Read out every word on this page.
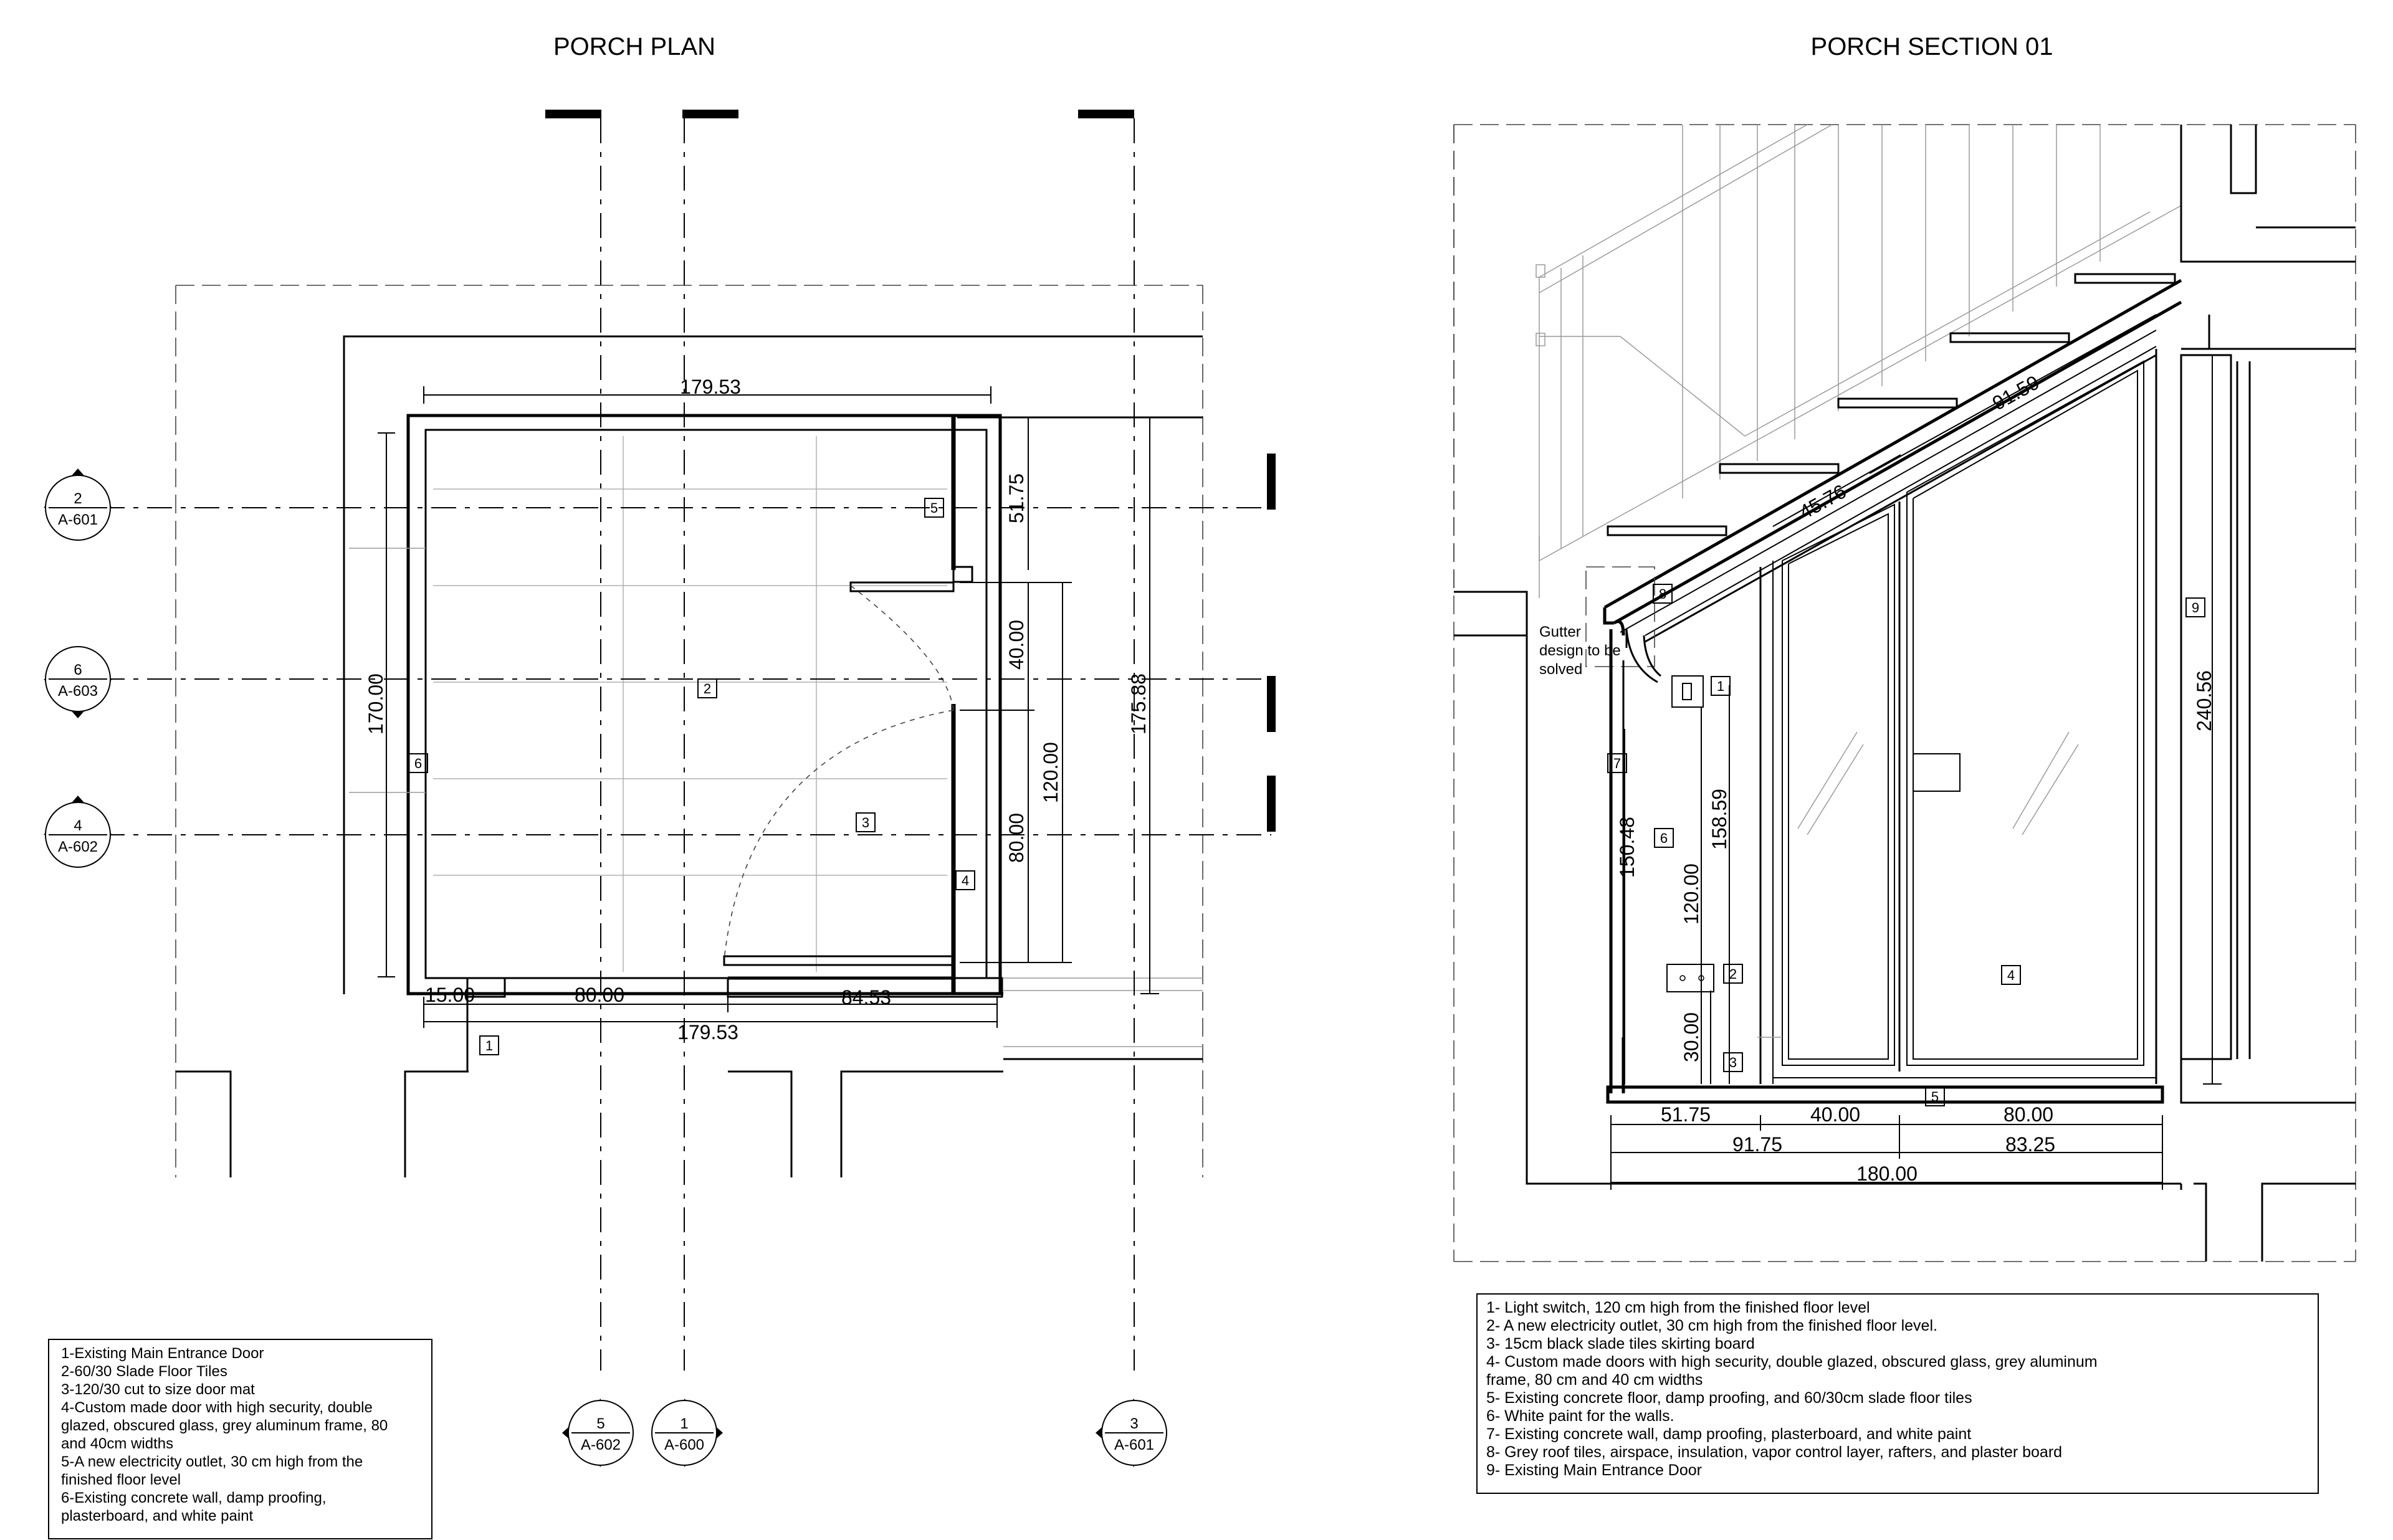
PORCH PLAN
179.53
179.53
170.00	175.88
51.75
40.00
80.00
120.00
15.00	80.00	84.53
1
2
3
4
5
6
2
A-601
6
A-603
4
A-602
5
A-602
1
A-600
3
A-601
1-Existing Main Entrance Door
2-60/30 Slade Floor Tiles
3-120/30 cut to size door mat
4-Custom made door with high security, double
glazed, obscured glass, grey aluminum frame, 80
and 40cm widths
5-A new electricity outlet, 30 cm high from the
finished floor level
6-Existing concrete wall, damp proofing,
plasterboard, and white paint
PORCH SECTION 01
91.59
45.76
240.56
158.59
150.48
120.00
30.00
51.75	40.00	80.00
91.75	83.25
180.00
Gutter
design to be
solved
1
2
3
4
5
6
7
8
9
1- Light switch, 120 cm high from the finished floor level
2- A new electricity outlet, 30 cm high from the finished floor level.
3- 15cm black slade tiles skirting board
4- Custom made doors with high security, double glazed, obscured glass, grey aluminum
frame, 80 cm and 40 cm widths
5- Existing concrete floor, damp proofing, and 60/30cm slade floor tiles
6- White paint for the walls.
7- Existing concrete wall, damp proofing, plasterboard, and white paint
8- Grey roof tiles, airspace, insulation, vapor control layer, rafters, and plaster board
9- Existing Main Entrance Door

__STATED EXERCISE__.
Skip the pictures and print each record exactly as it stands.

__EXERCISE RESPONSE__.
Read out every word on this page.
PORCH PLAN
179.53
179.53
170.00	175.88
51.75
40.00
80.00
120.00
15.00	80.00	84.53
1
2
3
4
5
6
2
A-601
6
A-603
4
A-602
5
A-602
1
A-600
3
A-601
1-Existing Main Entrance Door
2-60/30 Slade Floor Tiles
3-120/30 cut to size door mat
4-Custom made door with high security, double
glazed, obscured glass, grey aluminum frame, 80
and 40cm widths
5-A new electricity outlet, 30 cm high from the
finished floor level
6-Existing concrete wall, damp proofing,
plasterboard, and white paint
PORCH SECTION 01
91.59
45.76
240.56
158.59
150.48
120.00
30.00
51.75	40.00	80.00
91.75	83.25
180.00
Gutter
design to be
solved
1
2
3
4
5
6
7
8
9
1- Light switch, 120 cm high from the finished floor level
2- A new electricity outlet, 30 cm high from the finished floor level.
3- 15cm black slade tiles skirting board
4- Custom made doors with high security, double glazed, obscured glass, grey aluminum
frame, 80 cm and 40 cm widths
5- Existing concrete floor, damp proofing, and 60/30cm slade floor tiles
6- White paint for the walls.
7- Existing concrete wall, damp proofing, plasterboard, and white paint
8- Grey roof tiles, airspace, insulation, vapor control layer, rafters, and plaster board
9- Existing Main Entrance Door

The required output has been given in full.